[Start of section]

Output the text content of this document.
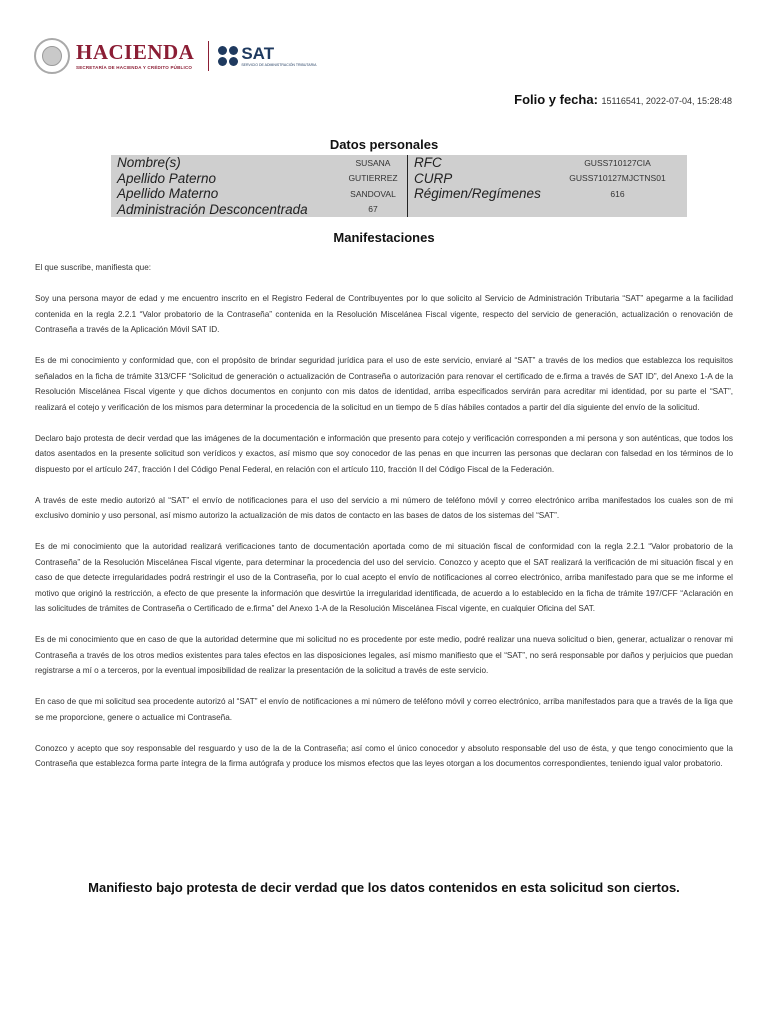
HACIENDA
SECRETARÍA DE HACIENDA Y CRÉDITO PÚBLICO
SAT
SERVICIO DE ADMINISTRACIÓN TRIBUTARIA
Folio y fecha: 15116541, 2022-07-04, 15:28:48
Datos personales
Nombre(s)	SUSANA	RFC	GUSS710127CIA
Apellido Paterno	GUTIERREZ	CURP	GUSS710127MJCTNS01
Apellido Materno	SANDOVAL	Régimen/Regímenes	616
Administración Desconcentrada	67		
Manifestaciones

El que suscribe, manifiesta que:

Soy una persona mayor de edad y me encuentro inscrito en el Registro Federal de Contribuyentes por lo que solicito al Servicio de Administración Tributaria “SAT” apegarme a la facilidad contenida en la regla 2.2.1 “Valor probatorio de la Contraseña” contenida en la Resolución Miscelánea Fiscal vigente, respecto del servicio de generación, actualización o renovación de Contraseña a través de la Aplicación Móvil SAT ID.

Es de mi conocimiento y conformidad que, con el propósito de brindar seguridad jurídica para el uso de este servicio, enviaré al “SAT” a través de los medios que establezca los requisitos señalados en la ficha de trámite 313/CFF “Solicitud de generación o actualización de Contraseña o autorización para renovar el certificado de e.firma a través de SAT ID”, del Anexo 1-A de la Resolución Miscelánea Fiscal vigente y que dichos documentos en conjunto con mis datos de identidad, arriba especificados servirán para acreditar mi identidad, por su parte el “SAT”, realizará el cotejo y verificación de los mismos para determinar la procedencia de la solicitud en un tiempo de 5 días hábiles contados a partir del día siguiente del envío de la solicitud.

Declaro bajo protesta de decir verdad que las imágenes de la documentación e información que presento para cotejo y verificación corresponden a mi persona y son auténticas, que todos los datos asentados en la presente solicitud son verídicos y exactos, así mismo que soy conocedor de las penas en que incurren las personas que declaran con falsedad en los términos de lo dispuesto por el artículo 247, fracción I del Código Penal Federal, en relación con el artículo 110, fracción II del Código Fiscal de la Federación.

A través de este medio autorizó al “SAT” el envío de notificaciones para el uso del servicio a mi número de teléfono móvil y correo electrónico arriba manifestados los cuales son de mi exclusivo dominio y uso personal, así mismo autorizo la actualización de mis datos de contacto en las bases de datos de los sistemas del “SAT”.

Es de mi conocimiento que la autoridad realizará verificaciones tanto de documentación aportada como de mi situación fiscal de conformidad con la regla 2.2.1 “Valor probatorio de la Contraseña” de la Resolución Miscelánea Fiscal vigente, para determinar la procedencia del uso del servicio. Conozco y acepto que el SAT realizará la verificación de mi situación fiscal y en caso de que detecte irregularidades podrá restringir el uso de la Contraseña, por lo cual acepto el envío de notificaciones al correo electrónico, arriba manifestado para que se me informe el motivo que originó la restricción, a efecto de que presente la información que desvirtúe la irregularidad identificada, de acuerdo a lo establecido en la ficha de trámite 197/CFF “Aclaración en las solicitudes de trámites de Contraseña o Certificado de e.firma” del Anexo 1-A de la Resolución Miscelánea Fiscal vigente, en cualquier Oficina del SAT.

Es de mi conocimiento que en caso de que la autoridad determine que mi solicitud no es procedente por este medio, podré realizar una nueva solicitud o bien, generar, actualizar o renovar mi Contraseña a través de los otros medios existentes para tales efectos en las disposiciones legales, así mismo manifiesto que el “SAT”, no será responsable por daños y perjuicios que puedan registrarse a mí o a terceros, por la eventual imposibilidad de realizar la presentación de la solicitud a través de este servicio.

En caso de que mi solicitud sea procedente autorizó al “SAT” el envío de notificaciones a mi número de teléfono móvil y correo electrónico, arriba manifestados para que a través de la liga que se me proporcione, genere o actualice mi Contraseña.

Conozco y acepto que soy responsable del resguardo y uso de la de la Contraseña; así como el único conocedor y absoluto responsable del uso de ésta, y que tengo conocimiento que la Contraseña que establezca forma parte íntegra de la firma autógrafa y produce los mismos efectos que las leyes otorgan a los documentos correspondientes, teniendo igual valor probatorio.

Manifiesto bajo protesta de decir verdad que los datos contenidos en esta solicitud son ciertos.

[End of section]

Any picture in the material is to be dropped; the rest is repeated exactly.

Output for this task =
Output the text content of this document.
HACIENDA
SECRETARÍA DE HACIENDA Y CRÉDITO PÚBLICO
SAT
SERVICIO DE ADMINISTRACIÓN TRIBUTARIA
Folio y fecha: 15116541, 2022-07-04, 15:28:48
Datos personales
Nombre(s)	SUSANA	RFC	GUSS710127CIA
Apellido Paterno	GUTIERREZ	CURP	GUSS710127MJCTNS01
Apellido Materno	SANDOVAL	Régimen/Regímenes	616
Administración Desconcentrada	67		
Manifestaciones

El que suscribe, manifiesta que:

Soy una persona mayor de edad y me encuentro inscrito en el Registro Federal de Contribuyentes por lo que solicito al Servicio de Administración Tributaria “SAT” apegarme a la facilidad contenida en la regla 2.2.1 “Valor probatorio de la Contraseña” contenida en la Resolución Miscelánea Fiscal vigente, respecto del servicio de generación, actualización o renovación de Contraseña a través de la Aplicación Móvil SAT ID.

Es de mi conocimiento y conformidad que, con el propósito de brindar seguridad jurídica para el uso de este servicio, enviaré al “SAT” a través de los medios que establezca los requisitos señalados en la ficha de trámite 313/CFF “Solicitud de generación o actualización de Contraseña o autorización para renovar el certificado de e.firma a través de SAT ID”, del Anexo 1-A de la Resolución Miscelánea Fiscal vigente y que dichos documentos en conjunto con mis datos de identidad, arriba especificados servirán para acreditar mi identidad, por su parte el “SAT”, realizará el cotejo y verificación de los mismos para determinar la procedencia de la solicitud en un tiempo de 5 días hábiles contados a partir del día siguiente del envío de la solicitud.

Declaro bajo protesta de decir verdad que las imágenes de la documentación e información que presento para cotejo y verificación corresponden a mi persona y son auténticas, que todos los datos asentados en la presente solicitud son verídicos y exactos, así mismo que soy conocedor de las penas en que incurren las personas que declaran con falsedad en los términos de lo dispuesto por el artículo 247, fracción I del Código Penal Federal, en relación con el artículo 110, fracción II del Código Fiscal de la Federación.

A través de este medio autorizó al “SAT” el envío de notificaciones para el uso del servicio a mi número de teléfono móvil y correo electrónico arriba manifestados los cuales son de mi exclusivo dominio y uso personal, así mismo autorizo la actualización de mis datos de contacto en las bases de datos de los sistemas del “SAT”.

Es de mi conocimiento que la autoridad realizará verificaciones tanto de documentación aportada como de mi situación fiscal de conformidad con la regla 2.2.1 “Valor probatorio de la Contraseña” de la Resolución Miscelánea Fiscal vigente, para determinar la procedencia del uso del servicio. Conozco y acepto que el SAT realizará la verificación de mi situación fiscal y en caso de que detecte irregularidades podrá restringir el uso de la Contraseña, por lo cual acepto el envío de notificaciones al correo electrónico, arriba manifestado para que se me informe el motivo que originó la restricción, a efecto de que presente la información que desvirtúe la irregularidad identificada, de acuerdo a lo establecido en la ficha de trámite 197/CFF “Aclaración en las solicitudes de trámites de Contraseña o Certificado de e.firma” del Anexo 1-A de la Resolución Miscelánea Fiscal vigente, en cualquier Oficina del SAT.

Es de mi conocimiento que en caso de que la autoridad determine que mi solicitud no es procedente por este medio, podré realizar una nueva solicitud o bien, generar, actualizar o renovar mi Contraseña a través de los otros medios existentes para tales efectos en las disposiciones legales, así mismo manifiesto que el “SAT”, no será responsable por daños y perjuicios que puedan registrarse a mí o a terceros, por la eventual imposibilidad de realizar la presentación de la solicitud a través de este servicio.

En caso de que mi solicitud sea procedente autorizó al “SAT” el envío de notificaciones a mi número de teléfono móvil y correo electrónico, arriba manifestados para que a través de la liga que se me proporcione, genere o actualice mi Contraseña.

Conozco y acepto que soy responsable del resguardo y uso de la de la Contraseña; así como el único conocedor y absoluto responsable del uso de ésta, y que tengo conocimiento que la Contraseña que establezca forma parte íntegra de la firma autógrafa y produce los mismos efectos que las leyes otorgan a los documentos correspondientes, teniendo igual valor probatorio.

Manifiesto bajo protesta de decir verdad que los datos contenidos en esta solicitud son ciertos.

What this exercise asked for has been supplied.